**EXERCISE AIM:** Show all lines of the listing that hold the word "screenshot".

----------

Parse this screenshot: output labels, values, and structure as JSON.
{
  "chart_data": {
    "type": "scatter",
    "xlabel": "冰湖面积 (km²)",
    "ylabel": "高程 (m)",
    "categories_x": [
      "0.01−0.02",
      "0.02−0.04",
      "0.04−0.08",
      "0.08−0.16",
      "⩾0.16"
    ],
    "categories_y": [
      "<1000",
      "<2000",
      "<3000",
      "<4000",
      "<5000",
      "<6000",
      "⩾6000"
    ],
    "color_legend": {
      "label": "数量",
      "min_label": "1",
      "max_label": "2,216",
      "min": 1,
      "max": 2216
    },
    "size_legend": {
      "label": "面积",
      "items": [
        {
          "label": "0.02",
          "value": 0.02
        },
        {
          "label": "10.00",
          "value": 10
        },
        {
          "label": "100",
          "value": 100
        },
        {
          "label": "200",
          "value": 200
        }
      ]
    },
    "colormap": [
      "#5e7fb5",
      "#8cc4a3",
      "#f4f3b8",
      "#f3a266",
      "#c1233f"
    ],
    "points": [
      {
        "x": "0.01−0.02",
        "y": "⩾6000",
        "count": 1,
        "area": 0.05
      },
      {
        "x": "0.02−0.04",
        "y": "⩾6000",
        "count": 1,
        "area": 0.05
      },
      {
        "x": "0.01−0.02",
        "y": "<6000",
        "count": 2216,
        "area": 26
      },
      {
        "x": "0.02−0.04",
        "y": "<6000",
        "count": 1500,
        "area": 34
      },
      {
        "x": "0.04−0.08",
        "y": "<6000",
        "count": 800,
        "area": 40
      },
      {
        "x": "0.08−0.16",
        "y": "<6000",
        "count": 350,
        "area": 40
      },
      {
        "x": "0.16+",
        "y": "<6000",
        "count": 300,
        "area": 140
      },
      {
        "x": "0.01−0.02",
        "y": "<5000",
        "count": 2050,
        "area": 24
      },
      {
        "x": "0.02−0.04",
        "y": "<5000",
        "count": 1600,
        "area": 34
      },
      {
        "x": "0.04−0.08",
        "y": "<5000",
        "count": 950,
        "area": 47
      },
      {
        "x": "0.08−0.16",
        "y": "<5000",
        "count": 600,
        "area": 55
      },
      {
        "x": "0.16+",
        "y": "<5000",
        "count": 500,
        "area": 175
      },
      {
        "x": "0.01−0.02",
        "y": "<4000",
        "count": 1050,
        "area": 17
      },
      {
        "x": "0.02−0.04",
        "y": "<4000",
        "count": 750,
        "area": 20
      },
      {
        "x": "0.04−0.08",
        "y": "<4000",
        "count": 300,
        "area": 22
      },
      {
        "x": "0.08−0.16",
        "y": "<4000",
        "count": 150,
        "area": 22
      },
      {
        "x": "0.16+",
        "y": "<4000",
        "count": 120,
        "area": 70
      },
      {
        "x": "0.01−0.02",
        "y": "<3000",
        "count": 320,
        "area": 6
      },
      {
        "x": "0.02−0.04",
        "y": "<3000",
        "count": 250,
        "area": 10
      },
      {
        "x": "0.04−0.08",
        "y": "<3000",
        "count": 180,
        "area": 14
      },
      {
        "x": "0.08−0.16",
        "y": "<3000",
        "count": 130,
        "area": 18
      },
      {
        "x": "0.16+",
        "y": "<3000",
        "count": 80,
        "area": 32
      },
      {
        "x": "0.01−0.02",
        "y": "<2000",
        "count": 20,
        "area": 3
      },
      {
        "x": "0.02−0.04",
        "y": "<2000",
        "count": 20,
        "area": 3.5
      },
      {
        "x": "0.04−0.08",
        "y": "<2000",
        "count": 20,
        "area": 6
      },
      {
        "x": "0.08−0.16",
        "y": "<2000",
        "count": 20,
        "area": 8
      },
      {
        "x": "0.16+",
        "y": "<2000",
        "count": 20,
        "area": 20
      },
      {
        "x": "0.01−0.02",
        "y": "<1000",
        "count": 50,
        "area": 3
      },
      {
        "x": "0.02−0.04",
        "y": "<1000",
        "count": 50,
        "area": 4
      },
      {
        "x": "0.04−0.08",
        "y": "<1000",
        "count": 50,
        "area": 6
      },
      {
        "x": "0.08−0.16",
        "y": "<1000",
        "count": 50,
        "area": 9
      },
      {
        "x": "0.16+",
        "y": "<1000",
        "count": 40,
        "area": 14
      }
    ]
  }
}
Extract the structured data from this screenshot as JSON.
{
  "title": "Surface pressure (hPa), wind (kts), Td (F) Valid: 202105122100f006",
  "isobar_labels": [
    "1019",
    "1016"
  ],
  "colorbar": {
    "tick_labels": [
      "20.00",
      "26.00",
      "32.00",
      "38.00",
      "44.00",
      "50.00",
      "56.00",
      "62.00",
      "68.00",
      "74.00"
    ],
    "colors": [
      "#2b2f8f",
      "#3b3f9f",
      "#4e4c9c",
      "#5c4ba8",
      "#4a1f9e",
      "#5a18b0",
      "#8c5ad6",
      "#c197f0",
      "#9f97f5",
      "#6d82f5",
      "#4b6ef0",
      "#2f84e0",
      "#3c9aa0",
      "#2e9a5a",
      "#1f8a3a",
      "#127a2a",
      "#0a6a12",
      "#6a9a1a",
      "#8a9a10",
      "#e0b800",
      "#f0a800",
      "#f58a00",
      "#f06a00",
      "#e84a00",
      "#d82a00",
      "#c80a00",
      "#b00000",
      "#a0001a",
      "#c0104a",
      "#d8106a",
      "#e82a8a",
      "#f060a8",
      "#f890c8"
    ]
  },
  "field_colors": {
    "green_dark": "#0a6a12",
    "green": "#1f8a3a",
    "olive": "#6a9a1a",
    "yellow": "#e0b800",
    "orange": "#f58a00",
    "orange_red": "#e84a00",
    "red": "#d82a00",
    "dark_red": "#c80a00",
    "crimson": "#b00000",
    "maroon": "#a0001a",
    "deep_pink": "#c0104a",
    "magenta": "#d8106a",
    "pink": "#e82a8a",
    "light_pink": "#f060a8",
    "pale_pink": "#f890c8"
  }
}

----------

**SOLUTION FOR THIS PROBLEM:**
Parse this screenshot: output labels, values, and structure as JSON.
Extract the structured data from this screenshot as JSON.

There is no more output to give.